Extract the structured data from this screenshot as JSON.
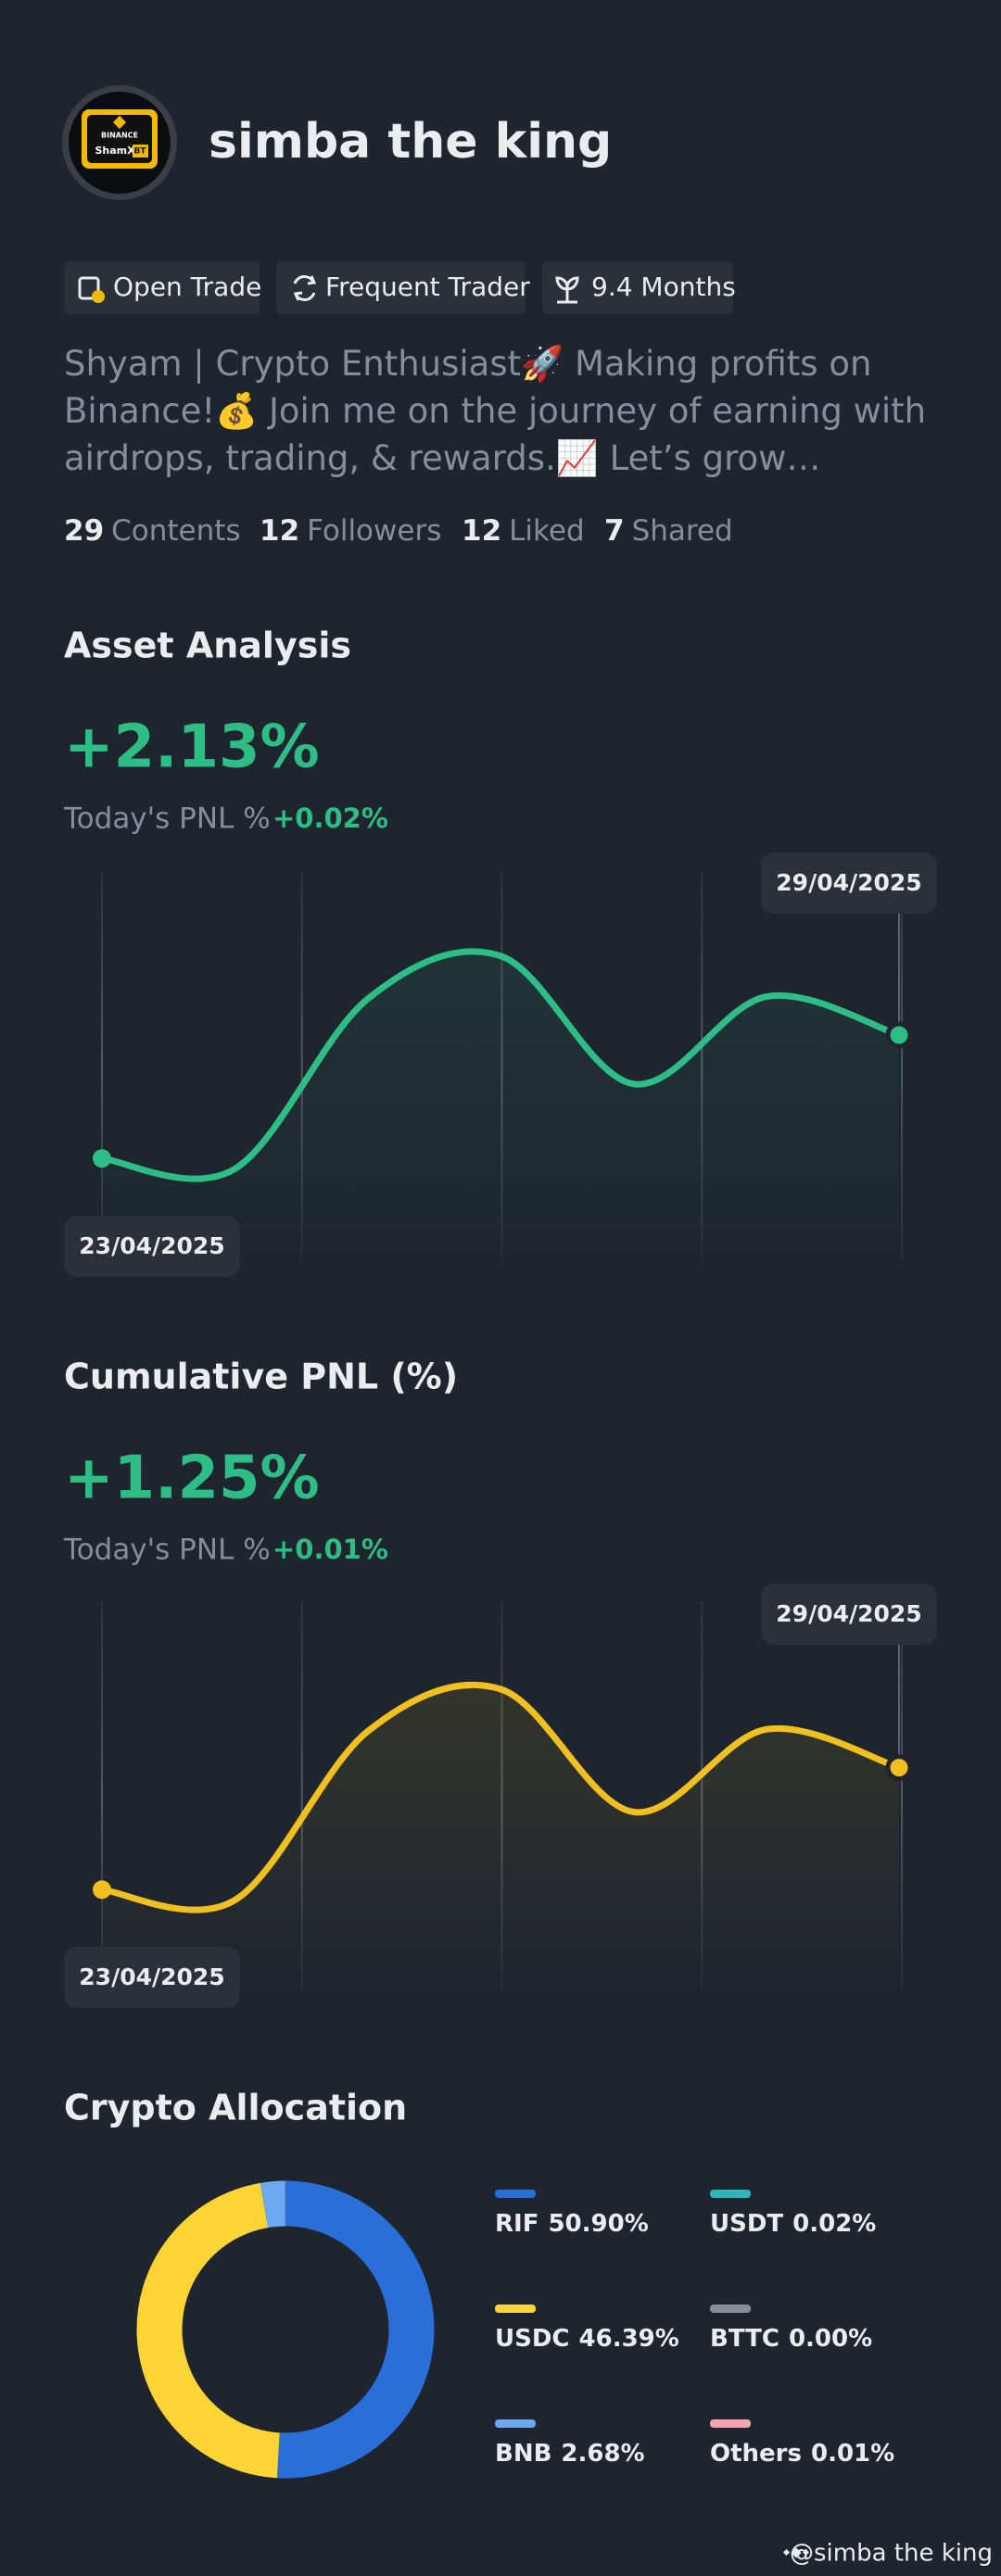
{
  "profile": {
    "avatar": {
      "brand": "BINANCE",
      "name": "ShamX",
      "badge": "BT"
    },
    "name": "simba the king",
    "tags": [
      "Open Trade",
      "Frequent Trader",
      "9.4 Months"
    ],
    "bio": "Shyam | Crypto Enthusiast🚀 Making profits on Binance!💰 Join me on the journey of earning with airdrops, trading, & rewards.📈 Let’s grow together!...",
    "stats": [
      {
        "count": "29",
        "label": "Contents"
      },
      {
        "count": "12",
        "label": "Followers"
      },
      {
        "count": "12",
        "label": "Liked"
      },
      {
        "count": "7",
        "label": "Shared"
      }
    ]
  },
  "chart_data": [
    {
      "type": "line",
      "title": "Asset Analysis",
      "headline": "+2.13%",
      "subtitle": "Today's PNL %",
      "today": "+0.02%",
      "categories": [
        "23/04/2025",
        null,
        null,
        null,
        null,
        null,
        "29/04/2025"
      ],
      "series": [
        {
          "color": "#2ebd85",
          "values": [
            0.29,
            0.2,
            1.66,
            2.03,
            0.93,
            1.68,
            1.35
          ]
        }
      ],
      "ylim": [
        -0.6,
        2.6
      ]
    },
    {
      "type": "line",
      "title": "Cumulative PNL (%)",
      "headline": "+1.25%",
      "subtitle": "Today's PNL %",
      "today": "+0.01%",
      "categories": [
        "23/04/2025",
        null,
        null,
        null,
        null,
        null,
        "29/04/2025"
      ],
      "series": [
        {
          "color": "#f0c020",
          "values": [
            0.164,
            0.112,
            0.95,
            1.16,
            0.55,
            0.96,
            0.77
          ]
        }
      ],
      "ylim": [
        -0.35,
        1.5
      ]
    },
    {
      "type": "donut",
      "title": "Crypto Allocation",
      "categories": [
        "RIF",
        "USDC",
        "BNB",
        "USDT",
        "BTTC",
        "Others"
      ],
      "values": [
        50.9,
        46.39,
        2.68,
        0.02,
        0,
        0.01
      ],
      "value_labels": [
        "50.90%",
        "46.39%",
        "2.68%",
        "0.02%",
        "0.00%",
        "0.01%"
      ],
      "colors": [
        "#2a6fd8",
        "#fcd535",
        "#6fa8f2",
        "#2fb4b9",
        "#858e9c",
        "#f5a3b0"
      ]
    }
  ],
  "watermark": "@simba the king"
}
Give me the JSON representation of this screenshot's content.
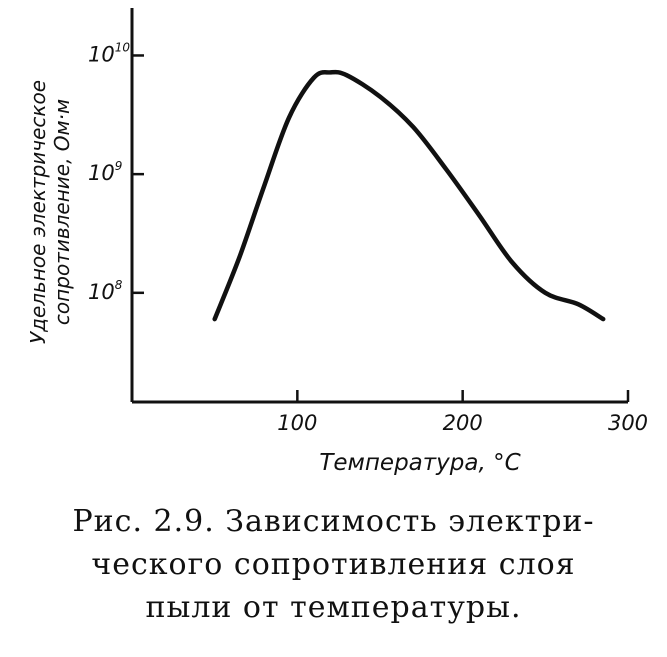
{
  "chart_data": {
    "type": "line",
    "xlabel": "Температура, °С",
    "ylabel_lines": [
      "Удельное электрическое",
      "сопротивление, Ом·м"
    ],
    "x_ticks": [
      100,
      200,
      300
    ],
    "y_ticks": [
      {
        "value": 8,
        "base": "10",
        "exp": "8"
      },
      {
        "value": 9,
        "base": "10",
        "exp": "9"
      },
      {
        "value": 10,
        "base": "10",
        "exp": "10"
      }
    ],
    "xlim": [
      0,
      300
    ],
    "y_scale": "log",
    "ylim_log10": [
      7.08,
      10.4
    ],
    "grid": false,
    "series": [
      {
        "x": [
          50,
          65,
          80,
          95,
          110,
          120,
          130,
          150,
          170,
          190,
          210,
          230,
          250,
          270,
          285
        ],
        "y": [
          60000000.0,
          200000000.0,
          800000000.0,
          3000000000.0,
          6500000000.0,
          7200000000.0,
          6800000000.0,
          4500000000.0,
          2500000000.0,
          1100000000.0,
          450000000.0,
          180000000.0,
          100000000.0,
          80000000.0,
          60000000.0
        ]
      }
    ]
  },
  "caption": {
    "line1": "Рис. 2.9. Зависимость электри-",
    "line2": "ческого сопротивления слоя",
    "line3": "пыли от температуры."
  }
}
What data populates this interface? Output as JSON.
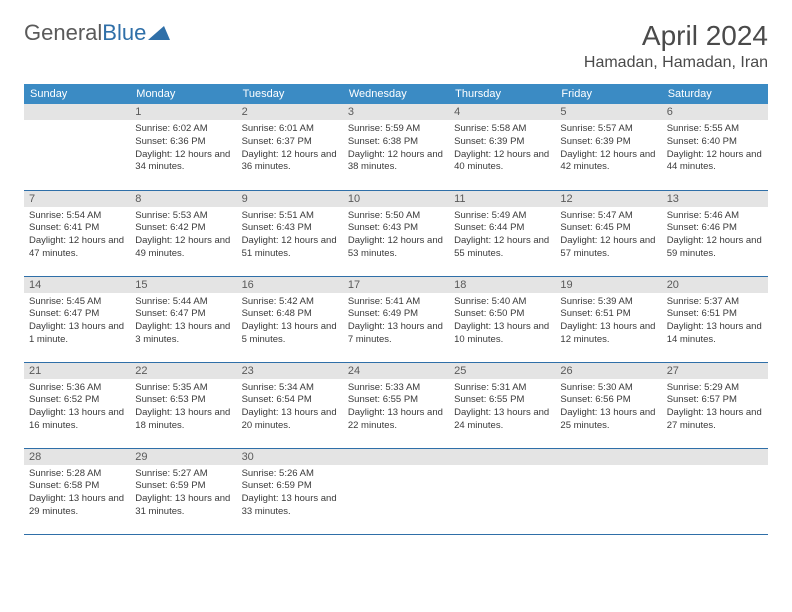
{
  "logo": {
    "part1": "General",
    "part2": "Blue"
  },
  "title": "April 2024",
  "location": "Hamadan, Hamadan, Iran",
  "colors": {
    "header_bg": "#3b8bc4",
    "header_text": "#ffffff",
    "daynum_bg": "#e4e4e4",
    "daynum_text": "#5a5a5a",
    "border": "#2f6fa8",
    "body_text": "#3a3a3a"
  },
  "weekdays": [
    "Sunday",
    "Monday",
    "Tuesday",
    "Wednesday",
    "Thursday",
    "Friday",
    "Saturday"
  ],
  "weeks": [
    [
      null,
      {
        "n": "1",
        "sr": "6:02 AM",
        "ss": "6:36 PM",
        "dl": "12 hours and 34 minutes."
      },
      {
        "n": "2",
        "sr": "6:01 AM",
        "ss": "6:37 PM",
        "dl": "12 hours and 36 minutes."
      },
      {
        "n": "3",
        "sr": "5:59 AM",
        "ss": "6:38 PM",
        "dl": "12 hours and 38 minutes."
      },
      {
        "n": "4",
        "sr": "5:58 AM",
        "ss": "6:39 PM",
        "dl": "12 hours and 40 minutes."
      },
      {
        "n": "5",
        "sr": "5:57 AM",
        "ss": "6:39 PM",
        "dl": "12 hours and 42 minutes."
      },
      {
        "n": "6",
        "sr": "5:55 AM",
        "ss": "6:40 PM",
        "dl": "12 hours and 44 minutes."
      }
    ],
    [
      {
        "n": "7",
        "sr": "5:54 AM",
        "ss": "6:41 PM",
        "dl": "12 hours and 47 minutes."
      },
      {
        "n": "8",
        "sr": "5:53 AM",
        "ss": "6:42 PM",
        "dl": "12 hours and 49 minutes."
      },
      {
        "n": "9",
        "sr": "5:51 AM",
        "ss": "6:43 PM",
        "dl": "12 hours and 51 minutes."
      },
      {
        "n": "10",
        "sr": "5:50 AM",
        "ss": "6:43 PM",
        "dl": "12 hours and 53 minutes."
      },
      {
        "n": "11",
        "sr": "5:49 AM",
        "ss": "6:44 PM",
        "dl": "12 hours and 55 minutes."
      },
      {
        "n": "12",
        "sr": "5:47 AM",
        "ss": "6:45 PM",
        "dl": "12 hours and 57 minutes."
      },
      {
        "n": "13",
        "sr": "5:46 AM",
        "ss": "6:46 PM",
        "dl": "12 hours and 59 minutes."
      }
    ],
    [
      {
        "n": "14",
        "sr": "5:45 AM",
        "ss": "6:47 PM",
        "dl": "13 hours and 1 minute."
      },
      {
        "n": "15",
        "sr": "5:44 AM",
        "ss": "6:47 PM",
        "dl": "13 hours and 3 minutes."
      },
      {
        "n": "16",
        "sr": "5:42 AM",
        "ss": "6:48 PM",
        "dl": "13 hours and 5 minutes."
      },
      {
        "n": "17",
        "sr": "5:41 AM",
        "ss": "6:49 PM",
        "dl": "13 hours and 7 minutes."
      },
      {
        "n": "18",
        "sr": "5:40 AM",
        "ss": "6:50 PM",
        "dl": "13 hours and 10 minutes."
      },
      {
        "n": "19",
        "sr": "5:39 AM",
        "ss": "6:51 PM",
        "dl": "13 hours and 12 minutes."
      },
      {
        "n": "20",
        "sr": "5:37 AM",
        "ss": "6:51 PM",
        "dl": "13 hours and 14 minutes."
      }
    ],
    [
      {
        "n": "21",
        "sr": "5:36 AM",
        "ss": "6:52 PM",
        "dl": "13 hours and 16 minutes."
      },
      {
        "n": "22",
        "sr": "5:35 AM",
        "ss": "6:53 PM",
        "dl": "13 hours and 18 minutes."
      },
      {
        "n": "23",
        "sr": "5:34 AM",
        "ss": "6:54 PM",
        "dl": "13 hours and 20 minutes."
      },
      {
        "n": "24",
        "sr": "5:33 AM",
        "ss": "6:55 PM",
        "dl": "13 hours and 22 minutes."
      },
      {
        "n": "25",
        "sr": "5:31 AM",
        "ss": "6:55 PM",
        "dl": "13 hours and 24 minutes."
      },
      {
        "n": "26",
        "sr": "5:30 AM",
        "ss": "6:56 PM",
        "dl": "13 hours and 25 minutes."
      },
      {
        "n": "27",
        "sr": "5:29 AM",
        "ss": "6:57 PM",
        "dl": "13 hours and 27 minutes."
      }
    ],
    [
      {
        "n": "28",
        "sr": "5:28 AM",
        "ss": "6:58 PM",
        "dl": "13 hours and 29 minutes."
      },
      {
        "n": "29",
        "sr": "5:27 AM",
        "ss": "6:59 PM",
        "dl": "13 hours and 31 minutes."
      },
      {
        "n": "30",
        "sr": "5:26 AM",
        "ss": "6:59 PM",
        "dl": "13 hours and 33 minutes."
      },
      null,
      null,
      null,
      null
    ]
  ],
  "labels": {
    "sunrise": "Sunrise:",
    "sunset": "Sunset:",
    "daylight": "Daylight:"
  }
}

**WHAT THE EXERCISE ASKS**. Select, from the listing, all lines that include the word "screenshot".

**TASK ANSWER**.
Extract the structured data from this screenshot as JSON.
Give me the JSON representation of this screenshot's content.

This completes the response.